* [DIRECTIVE]: In the records below, count every line containing "ready". Reply with the number only.

* [Data entries]:
★ ★ ★ ★ ★

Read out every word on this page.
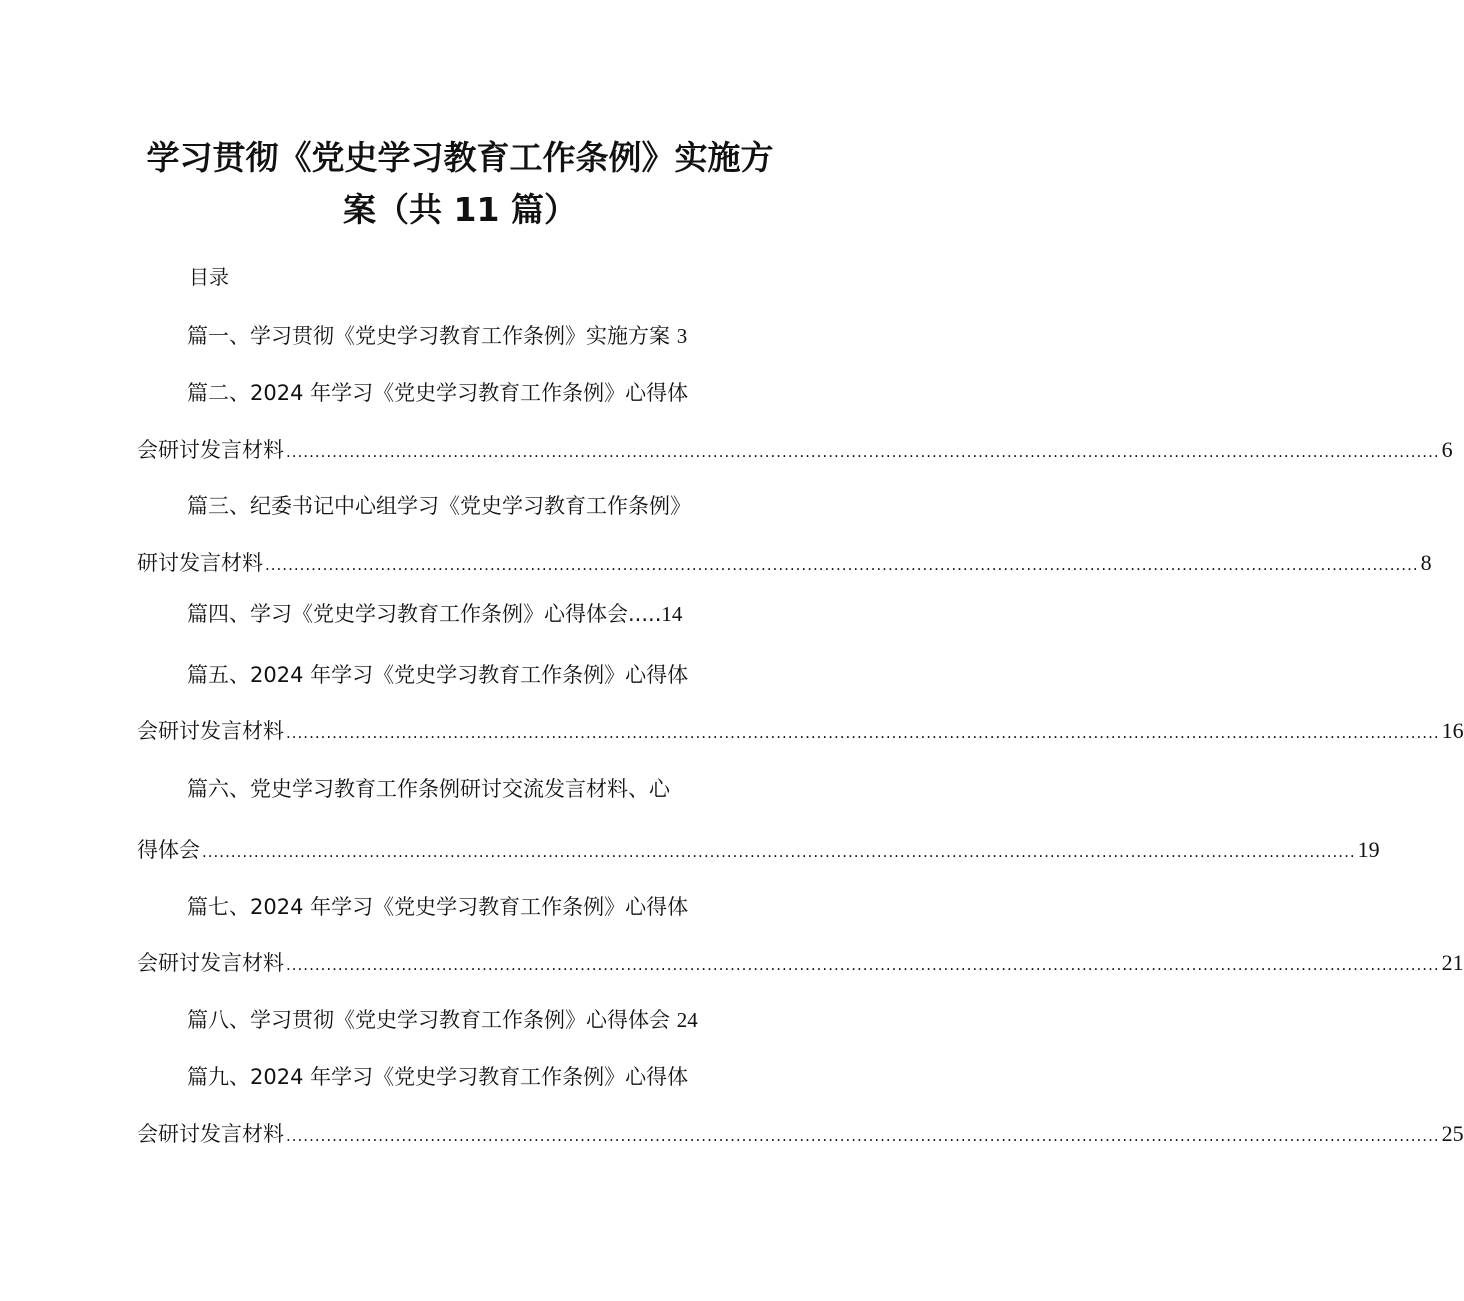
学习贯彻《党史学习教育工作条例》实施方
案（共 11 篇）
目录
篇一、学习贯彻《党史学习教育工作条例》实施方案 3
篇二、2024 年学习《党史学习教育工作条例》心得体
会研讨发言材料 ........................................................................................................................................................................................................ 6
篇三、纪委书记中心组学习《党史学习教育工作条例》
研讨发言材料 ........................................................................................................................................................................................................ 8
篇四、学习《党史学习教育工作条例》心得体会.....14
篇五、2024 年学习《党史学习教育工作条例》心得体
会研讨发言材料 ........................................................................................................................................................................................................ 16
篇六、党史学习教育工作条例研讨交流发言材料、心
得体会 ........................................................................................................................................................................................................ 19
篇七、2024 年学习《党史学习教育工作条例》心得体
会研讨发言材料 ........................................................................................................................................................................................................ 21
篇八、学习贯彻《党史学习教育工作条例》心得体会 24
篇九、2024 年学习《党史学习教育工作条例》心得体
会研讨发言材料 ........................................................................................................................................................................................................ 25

★ ★ ★ ★ ★

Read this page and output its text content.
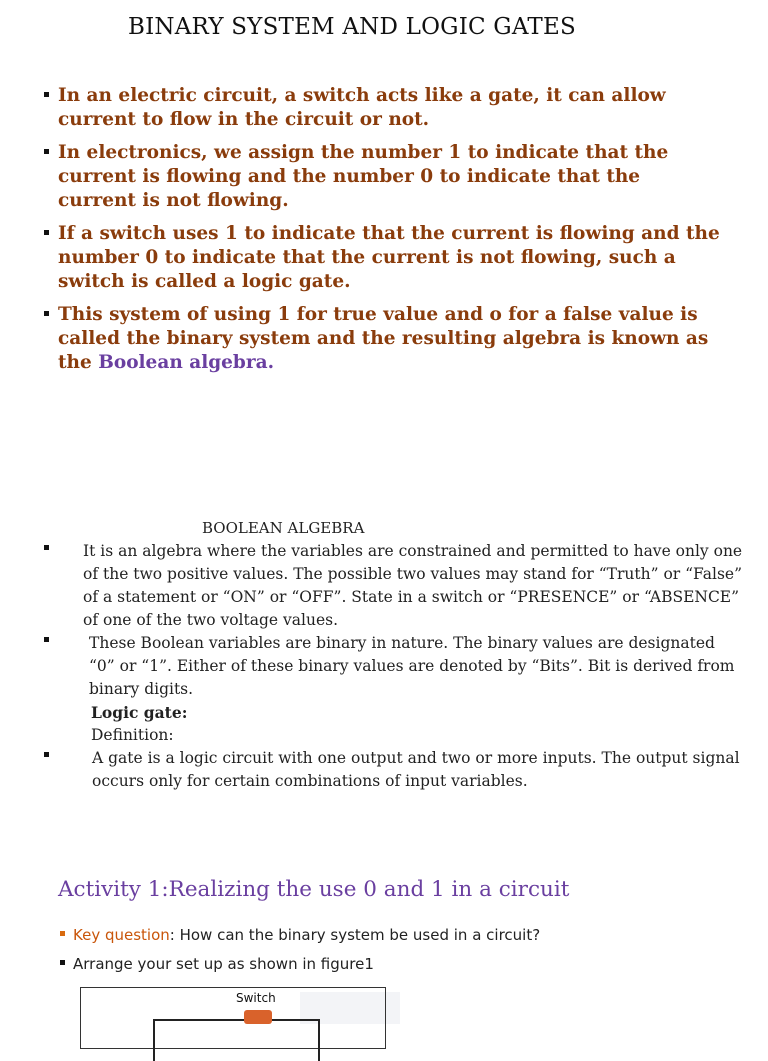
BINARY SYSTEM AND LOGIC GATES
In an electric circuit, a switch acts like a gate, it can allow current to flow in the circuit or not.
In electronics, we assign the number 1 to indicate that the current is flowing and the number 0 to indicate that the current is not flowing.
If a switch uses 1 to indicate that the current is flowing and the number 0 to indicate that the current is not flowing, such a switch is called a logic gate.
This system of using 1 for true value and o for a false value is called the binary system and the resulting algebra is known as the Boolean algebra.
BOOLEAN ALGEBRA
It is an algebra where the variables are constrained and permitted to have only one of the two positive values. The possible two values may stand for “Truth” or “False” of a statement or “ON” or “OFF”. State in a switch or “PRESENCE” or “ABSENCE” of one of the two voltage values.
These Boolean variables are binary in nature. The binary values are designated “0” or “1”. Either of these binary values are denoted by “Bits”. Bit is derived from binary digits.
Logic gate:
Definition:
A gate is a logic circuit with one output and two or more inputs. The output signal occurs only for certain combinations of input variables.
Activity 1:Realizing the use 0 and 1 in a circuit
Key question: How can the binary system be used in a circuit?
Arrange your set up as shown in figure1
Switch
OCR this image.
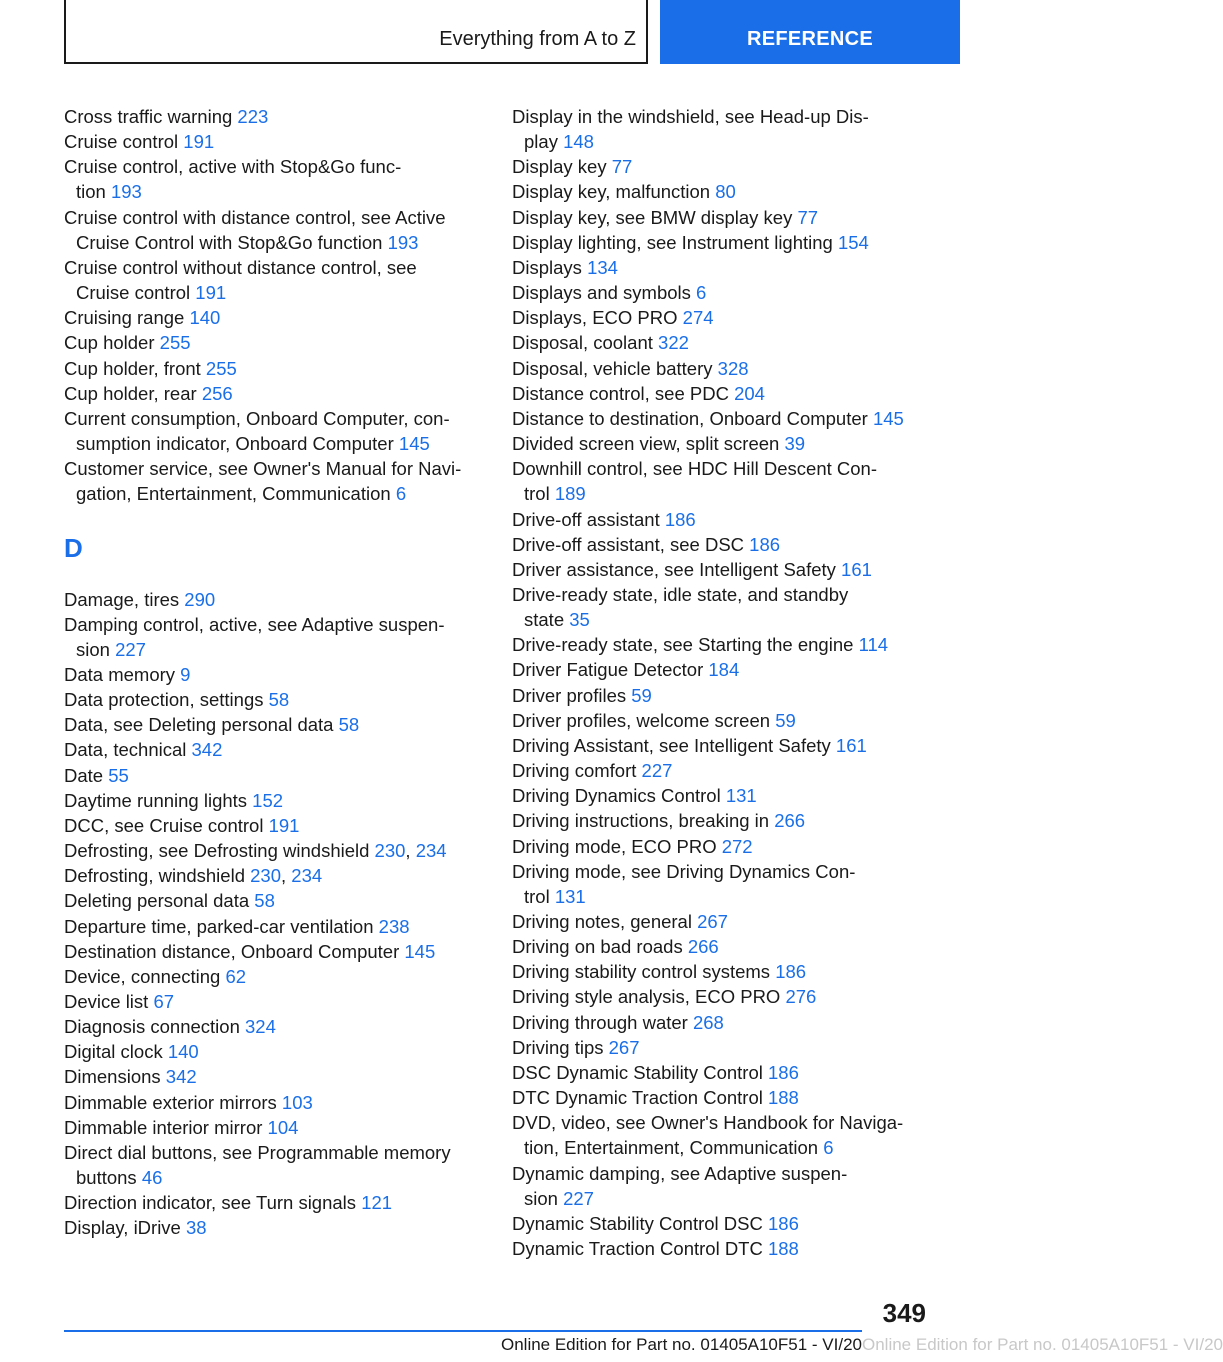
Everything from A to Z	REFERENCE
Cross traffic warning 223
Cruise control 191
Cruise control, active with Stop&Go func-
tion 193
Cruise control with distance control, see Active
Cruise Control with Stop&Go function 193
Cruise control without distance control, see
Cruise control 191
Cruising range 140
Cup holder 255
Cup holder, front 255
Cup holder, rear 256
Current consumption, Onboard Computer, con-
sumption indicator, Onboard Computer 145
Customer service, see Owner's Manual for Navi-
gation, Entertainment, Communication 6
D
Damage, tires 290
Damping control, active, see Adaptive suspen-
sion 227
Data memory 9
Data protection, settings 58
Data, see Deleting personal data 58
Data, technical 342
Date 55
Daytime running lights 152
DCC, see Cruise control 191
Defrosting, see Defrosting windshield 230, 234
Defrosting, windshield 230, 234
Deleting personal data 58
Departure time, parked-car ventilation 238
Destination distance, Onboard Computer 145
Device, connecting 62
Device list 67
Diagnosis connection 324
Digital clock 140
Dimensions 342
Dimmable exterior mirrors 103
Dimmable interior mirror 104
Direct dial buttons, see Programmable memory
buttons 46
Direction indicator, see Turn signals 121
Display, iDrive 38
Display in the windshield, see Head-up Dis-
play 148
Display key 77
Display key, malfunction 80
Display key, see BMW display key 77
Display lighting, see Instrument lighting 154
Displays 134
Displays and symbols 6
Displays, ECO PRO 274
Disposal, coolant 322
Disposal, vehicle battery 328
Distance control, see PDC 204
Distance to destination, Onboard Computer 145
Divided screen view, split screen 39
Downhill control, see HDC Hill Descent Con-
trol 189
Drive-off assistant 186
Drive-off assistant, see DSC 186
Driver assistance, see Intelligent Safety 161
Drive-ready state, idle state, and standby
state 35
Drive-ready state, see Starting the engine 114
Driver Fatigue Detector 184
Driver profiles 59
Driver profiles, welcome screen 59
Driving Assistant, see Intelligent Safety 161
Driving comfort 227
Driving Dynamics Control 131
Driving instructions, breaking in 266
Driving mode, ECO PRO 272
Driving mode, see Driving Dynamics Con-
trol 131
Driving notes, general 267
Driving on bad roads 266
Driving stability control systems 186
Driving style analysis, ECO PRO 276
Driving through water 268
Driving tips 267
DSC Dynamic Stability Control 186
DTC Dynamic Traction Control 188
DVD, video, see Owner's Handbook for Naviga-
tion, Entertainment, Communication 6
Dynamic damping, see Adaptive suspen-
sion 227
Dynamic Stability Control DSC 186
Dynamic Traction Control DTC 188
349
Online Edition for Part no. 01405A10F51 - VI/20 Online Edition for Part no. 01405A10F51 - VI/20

★ ★ ★ ★ ★

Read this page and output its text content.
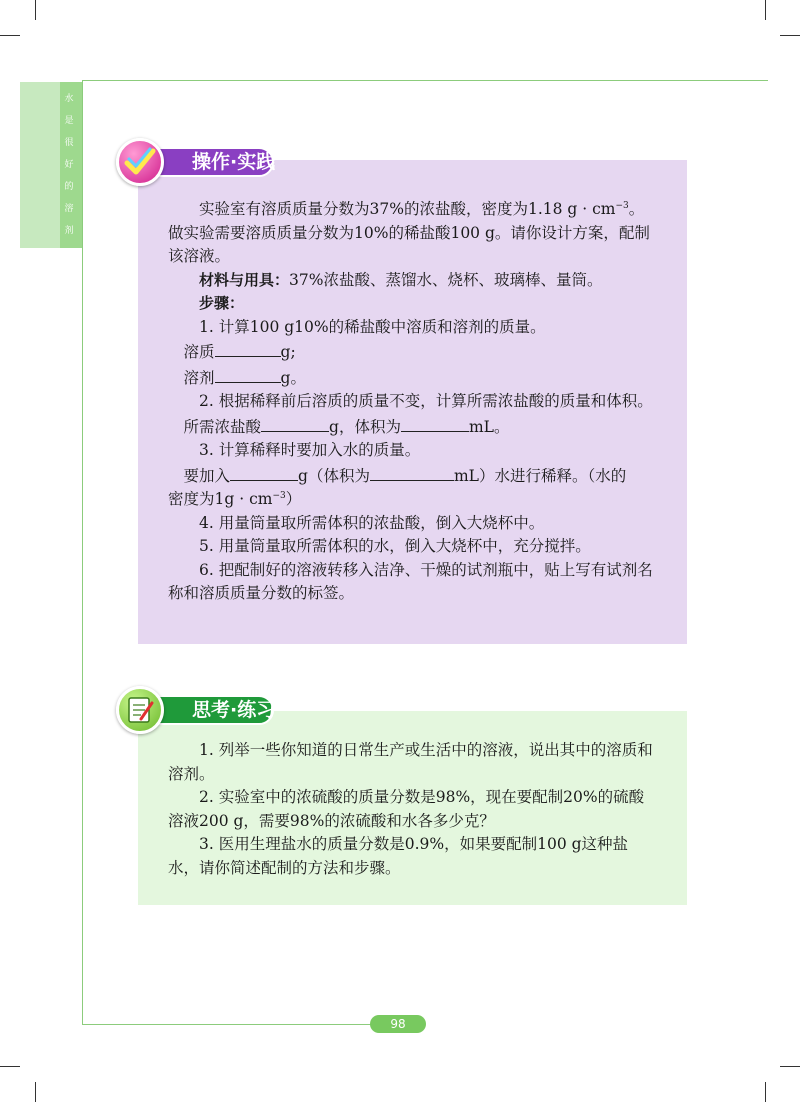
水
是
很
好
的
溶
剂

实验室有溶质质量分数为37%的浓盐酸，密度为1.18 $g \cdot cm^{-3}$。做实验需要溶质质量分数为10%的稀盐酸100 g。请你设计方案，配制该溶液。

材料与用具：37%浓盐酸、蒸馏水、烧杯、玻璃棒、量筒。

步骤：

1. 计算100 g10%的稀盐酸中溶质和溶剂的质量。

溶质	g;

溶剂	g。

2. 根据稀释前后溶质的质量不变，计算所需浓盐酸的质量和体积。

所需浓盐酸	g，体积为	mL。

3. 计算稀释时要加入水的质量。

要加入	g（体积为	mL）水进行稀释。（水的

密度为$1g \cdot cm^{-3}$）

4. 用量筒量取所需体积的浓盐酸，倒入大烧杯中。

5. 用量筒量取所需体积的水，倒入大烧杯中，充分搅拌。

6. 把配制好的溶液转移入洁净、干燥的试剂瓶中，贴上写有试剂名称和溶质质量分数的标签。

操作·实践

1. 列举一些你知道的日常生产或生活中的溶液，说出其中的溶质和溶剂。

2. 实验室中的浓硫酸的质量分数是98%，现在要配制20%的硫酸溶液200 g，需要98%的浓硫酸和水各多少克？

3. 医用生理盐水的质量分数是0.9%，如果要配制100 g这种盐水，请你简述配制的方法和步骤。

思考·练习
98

★ ★ ★ ★ ★

* [ANSWER TO THIS PROBLEM]: 2